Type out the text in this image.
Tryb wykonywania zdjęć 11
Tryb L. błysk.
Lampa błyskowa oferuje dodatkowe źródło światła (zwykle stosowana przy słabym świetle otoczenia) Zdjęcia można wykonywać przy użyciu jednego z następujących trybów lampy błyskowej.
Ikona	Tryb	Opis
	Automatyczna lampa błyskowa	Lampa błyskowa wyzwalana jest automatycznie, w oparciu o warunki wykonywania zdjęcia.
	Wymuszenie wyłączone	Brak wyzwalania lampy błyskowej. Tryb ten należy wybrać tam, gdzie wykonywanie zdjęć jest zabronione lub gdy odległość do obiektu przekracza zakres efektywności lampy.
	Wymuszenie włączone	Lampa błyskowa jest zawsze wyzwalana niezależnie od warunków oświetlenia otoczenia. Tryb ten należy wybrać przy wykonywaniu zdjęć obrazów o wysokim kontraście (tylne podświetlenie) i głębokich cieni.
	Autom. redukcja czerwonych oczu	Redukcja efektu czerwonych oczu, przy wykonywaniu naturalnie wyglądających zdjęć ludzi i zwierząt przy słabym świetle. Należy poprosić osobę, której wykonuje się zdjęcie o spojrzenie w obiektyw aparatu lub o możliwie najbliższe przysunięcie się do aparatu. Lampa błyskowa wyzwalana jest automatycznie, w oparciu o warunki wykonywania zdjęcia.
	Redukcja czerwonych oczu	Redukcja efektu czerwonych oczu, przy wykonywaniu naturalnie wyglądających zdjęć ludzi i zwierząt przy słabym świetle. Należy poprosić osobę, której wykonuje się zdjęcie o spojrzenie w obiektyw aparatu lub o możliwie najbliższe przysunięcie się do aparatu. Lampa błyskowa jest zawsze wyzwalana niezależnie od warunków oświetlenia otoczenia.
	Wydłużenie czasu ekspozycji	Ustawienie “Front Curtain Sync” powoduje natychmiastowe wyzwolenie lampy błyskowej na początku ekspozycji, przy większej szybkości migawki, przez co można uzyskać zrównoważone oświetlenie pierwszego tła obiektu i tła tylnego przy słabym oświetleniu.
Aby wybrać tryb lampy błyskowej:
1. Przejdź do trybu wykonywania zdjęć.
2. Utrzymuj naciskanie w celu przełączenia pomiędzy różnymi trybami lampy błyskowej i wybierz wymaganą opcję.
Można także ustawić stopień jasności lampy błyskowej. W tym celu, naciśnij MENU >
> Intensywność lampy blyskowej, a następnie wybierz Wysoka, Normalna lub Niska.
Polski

**What you have to do:**
Collect each line above holding the string "Wymuszenie".

**Solution:**
	Wymuszenie wyłączone	Brak wyzwalania lampy błyskowej. Tryb ten należy wybrać tam, gdzie wykonywanie zdjęć jest zabronione lub gdy odległość do obiektu przekracza zakres efektywności lampy.
	Wymuszenie włączone	Lampa błyskowa jest zawsze wyzwalana niezależnie od warunków oświetlenia otoczenia. Tryb ten należy wybrać przy wykonywaniu zdjęć obrazów o wysokim kontraście (tylne podświetlenie) i głębokich cieni.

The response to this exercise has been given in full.